* **TASK GOAL**
Quote the listing below in its entirety, omitting every image.

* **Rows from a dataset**
□ □ □
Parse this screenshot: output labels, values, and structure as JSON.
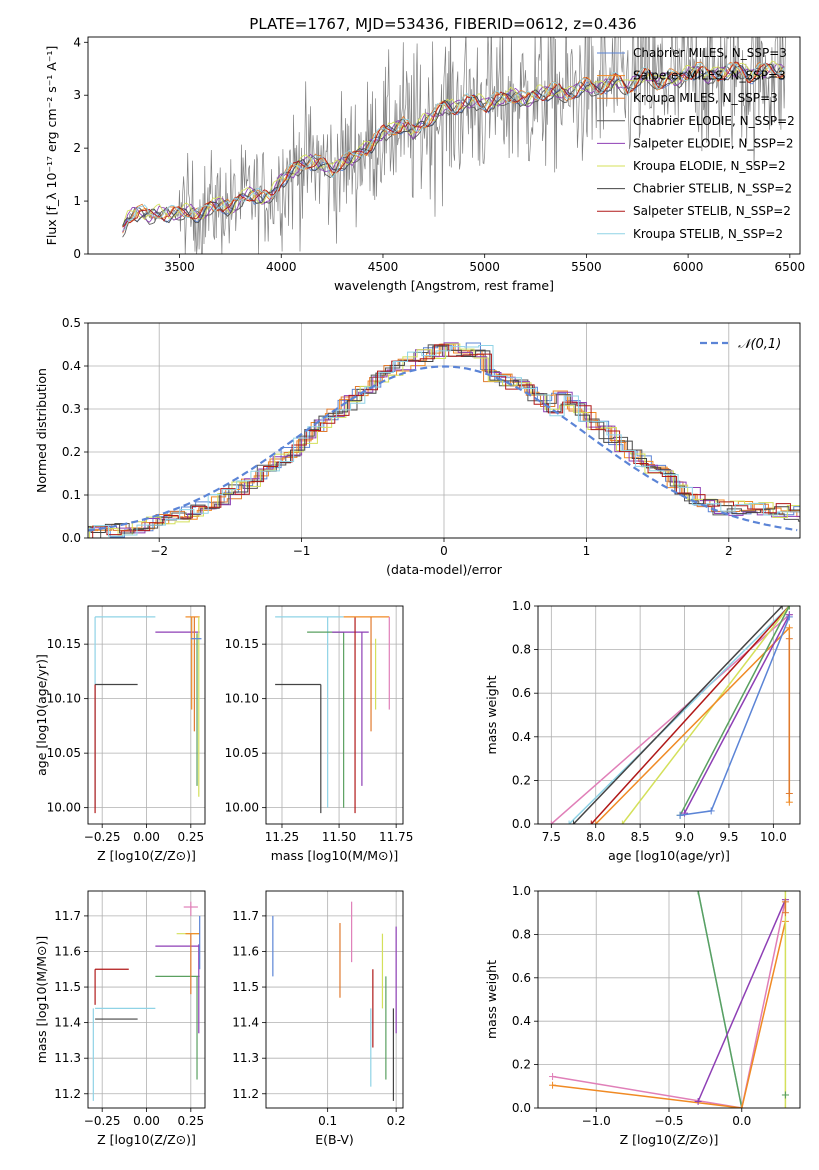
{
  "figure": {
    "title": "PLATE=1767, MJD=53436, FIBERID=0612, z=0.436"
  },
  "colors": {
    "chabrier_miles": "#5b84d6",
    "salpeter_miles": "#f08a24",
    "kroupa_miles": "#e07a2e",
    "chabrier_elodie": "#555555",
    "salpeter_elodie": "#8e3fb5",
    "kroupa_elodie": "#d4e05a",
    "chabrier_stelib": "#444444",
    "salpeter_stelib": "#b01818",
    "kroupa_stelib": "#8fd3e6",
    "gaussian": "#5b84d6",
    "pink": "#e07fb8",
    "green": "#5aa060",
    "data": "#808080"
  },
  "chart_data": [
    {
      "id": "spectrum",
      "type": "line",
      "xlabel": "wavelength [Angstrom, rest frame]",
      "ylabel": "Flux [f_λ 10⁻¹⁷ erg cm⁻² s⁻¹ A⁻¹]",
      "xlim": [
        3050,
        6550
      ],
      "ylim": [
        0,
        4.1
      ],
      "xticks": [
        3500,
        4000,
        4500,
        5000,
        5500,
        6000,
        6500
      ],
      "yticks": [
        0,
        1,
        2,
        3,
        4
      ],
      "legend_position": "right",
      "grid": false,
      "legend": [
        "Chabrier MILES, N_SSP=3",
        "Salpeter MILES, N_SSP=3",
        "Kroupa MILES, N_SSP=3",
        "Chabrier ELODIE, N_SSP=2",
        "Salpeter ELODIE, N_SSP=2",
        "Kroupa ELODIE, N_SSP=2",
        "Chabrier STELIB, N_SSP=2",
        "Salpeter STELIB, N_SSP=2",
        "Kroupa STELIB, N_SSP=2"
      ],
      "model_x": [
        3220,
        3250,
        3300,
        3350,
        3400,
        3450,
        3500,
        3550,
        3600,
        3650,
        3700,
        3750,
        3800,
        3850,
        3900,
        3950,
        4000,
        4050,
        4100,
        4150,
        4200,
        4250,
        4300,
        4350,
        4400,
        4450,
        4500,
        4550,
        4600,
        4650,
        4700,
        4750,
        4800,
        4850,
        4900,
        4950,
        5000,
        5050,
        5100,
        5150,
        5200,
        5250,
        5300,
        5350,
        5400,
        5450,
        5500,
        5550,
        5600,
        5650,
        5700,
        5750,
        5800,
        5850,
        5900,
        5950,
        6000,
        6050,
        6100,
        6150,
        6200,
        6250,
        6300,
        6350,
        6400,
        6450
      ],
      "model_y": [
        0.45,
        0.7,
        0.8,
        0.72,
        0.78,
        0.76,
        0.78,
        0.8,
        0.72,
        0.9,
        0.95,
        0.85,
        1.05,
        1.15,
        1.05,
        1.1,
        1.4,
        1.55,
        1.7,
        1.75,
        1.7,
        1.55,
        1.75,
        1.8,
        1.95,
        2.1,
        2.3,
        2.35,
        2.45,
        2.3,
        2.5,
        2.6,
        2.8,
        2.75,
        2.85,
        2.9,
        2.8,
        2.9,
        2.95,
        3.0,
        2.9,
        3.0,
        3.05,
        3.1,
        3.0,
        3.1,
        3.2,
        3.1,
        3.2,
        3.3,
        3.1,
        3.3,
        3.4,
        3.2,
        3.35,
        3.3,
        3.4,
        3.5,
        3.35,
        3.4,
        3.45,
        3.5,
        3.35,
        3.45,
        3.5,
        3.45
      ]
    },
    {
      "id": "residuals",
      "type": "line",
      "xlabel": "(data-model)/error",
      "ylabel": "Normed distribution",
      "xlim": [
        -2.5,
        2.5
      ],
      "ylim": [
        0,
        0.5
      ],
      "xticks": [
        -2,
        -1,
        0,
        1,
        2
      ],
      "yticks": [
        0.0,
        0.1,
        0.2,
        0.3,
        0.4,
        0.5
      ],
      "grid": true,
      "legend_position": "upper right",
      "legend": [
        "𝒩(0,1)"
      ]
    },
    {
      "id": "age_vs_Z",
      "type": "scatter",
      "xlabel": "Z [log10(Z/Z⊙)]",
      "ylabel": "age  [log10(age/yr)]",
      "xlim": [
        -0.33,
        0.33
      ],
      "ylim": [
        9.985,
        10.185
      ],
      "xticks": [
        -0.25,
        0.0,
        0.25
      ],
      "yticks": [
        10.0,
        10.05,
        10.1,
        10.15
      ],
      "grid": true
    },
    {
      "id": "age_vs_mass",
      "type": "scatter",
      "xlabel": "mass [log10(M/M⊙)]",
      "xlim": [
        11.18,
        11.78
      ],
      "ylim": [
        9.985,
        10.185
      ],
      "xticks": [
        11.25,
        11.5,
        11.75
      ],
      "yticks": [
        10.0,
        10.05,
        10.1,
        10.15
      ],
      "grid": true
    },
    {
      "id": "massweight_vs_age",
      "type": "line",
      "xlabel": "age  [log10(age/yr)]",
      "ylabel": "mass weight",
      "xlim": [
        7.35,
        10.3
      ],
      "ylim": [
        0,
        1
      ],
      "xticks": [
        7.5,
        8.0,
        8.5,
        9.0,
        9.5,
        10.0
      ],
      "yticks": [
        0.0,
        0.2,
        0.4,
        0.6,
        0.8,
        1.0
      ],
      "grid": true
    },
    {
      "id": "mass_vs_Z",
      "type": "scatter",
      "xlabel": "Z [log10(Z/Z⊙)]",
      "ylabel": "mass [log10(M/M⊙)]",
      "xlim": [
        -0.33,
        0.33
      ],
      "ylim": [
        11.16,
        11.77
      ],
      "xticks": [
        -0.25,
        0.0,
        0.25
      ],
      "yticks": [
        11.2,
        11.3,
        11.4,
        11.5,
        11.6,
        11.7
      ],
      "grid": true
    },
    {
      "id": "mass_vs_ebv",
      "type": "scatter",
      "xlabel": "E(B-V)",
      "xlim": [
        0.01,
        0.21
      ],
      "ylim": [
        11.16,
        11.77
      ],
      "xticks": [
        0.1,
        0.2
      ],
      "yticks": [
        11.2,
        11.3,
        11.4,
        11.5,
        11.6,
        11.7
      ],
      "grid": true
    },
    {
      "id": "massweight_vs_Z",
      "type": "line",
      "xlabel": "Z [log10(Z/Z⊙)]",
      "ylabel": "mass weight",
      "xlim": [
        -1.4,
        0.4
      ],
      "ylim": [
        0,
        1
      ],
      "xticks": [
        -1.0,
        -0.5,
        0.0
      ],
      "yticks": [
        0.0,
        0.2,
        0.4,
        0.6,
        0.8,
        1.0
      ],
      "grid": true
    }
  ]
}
□ □ □
* **ANSWER IN FULL**
Parse this screenshot: output labels, values, and structure as JSON.
{
  "figure": {
    "title": "PLATE=1767, MJD=53436, FIBERID=0612, z=0.436"
  },
  "colors": {
    "chabrier_miles": "#5b84d6",
    "salpeter_miles": "#f08a24",
    "kroupa_miles": "#e07a2e",
    "chabrier_elodie": "#555555",
    "salpeter_elodie": "#8e3fb5",
    "kroupa_elodie": "#d4e05a",
    "chabrier_stelib": "#444444",
    "salpeter_stelib": "#b01818",
    "kroupa_stelib": "#8fd3e6",
    "gaussian": "#5b84d6",
    "pink": "#e07fb8",
    "green": "#5aa060",
    "data": "#808080"
  },
  "chart_data": [
    {
      "id": "spectrum",
      "type": "line",
      "xlabel": "wavelength [Angstrom, rest frame]",
      "ylabel": "Flux [f_λ 10⁻¹⁷ erg cm⁻² s⁻¹ A⁻¹]",
      "xlim": [
        3050,
        6550
      ],
      "ylim": [
        0,
        4.1
      ],
      "xticks": [
        3500,
        4000,
        4500,
        5000,
        5500,
        6000,
        6500
      ],
      "yticks": [
        0,
        1,
        2,
        3,
        4
      ],
      "legend_position": "right",
      "grid": false,
      "legend": [
        "Chabrier MILES, N_SSP=3",
        "Salpeter MILES, N_SSP=3",
        "Kroupa MILES, N_SSP=3",
        "Chabrier ELODIE, N_SSP=2",
        "Salpeter ELODIE, N_SSP=2",
        "Kroupa ELODIE, N_SSP=2",
        "Chabrier STELIB, N_SSP=2",
        "Salpeter STELIB, N_SSP=2",
        "Kroupa STELIB, N_SSP=2"
      ],
      "model_x": [
        3220,
        3250,
        3300,
        3350,
        3400,
        3450,
        3500,
        3550,
        3600,
        3650,
        3700,
        3750,
        3800,
        3850,
        3900,
        3950,
        4000,
        4050,
        4100,
        4150,
        4200,
        4250,
        4300,
        4350,
        4400,
        4450,
        4500,
        4550,
        4600,
        4650,
        4700,
        4750,
        4800,
        4850,
        4900,
        4950,
        5000,
        5050,
        5100,
        5150,
        5200,
        5250,
        5300,
        5350,
        5400,
        5450,
        5500,
        5550,
        5600,
        5650,
        5700,
        5750,
        5800,
        5850,
        5900,
        5950,
        6000,
        6050,
        6100,
        6150,
        6200,
        6250,
        6300,
        6350,
        6400,
        6450
      ],
      "model_y": [
        0.45,
        0.7,
        0.8,
        0.72,
        0.78,
        0.76,
        0.78,
        0.8,
        0.72,
        0.9,
        0.95,
        0.85,
        1.05,
        1.15,
        1.05,
        1.1,
        1.4,
        1.55,
        1.7,
        1.75,
        1.7,
        1.55,
        1.75,
        1.8,
        1.95,
        2.1,
        2.3,
        2.35,
        2.45,
        2.3,
        2.5,
        2.6,
        2.8,
        2.75,
        2.85,
        2.9,
        2.8,
        2.9,
        2.95,
        3.0,
        2.9,
        3.0,
        3.05,
        3.1,
        3.0,
        3.1,
        3.2,
        3.1,
        3.2,
        3.3,
        3.1,
        3.3,
        3.4,
        3.2,
        3.35,
        3.3,
        3.4,
        3.5,
        3.35,
        3.4,
        3.45,
        3.5,
        3.35,
        3.45,
        3.5,
        3.45
      ]
    },
    {
      "id": "residuals",
      "type": "line",
      "xlabel": "(data-model)/error",
      "ylabel": "Normed distribution",
      "xlim": [
        -2.5,
        2.5
      ],
      "ylim": [
        0,
        0.5
      ],
      "xticks": [
        -2,
        -1,
        0,
        1,
        2
      ],
      "yticks": [
        0.0,
        0.1,
        0.2,
        0.3,
        0.4,
        0.5
      ],
      "grid": true,
      "legend_position": "upper right",
      "legend": [
        "𝒩(0,1)"
      ]
    },
    {
      "id": "age_vs_Z",
      "type": "scatter",
      "xlabel": "Z [log10(Z/Z⊙)]",
      "ylabel": "age  [log10(age/yr)]",
      "xlim": [
        -0.33,
        0.33
      ],
      "ylim": [
        9.985,
        10.185
      ],
      "xticks": [
        -0.25,
        0.0,
        0.25
      ],
      "yticks": [
        10.0,
        10.05,
        10.1,
        10.15
      ],
      "grid": true
    },
    {
      "id": "age_vs_mass",
      "type": "scatter",
      "xlabel": "mass [log10(M/M⊙)]",
      "xlim": [
        11.18,
        11.78
      ],
      "ylim": [
        9.985,
        10.185
      ],
      "xticks": [
        11.25,
        11.5,
        11.75
      ],
      "yticks": [
        10.0,
        10.05,
        10.1,
        10.15
      ],
      "grid": true
    },
    {
      "id": "massweight_vs_age",
      "type": "line",
      "xlabel": "age  [log10(age/yr)]",
      "ylabel": "mass weight",
      "xlim": [
        7.35,
        10.3
      ],
      "ylim": [
        0,
        1
      ],
      "xticks": [
        7.5,
        8.0,
        8.5,
        9.0,
        9.5,
        10.0
      ],
      "yticks": [
        0.0,
        0.2,
        0.4,
        0.6,
        0.8,
        1.0
      ],
      "grid": true
    },
    {
      "id": "mass_vs_Z",
      "type": "scatter",
      "xlabel": "Z [log10(Z/Z⊙)]",
      "ylabel": "mass [log10(M/M⊙)]",
      "xlim": [
        -0.33,
        0.33
      ],
      "ylim": [
        11.16,
        11.77
      ],
      "xticks": [
        -0.25,
        0.0,
        0.25
      ],
      "yticks": [
        11.2,
        11.3,
        11.4,
        11.5,
        11.6,
        11.7
      ],
      "grid": true
    },
    {
      "id": "mass_vs_ebv",
      "type": "scatter",
      "xlabel": "E(B-V)",
      "xlim": [
        0.01,
        0.21
      ],
      "ylim": [
        11.16,
        11.77
      ],
      "xticks": [
        0.1,
        0.2
      ],
      "yticks": [
        11.2,
        11.3,
        11.4,
        11.5,
        11.6,
        11.7
      ],
      "grid": true
    },
    {
      "id": "massweight_vs_Z",
      "type": "line",
      "xlabel": "Z [log10(Z/Z⊙)]",
      "ylabel": "mass weight",
      "xlim": [
        -1.4,
        0.4
      ],
      "ylim": [
        0,
        1
      ],
      "xticks": [
        -1.0,
        -0.5,
        0.0
      ],
      "yticks": [
        0.0,
        0.2,
        0.4,
        0.6,
        0.8,
        1.0
      ],
      "grid": true
    }
  ]
}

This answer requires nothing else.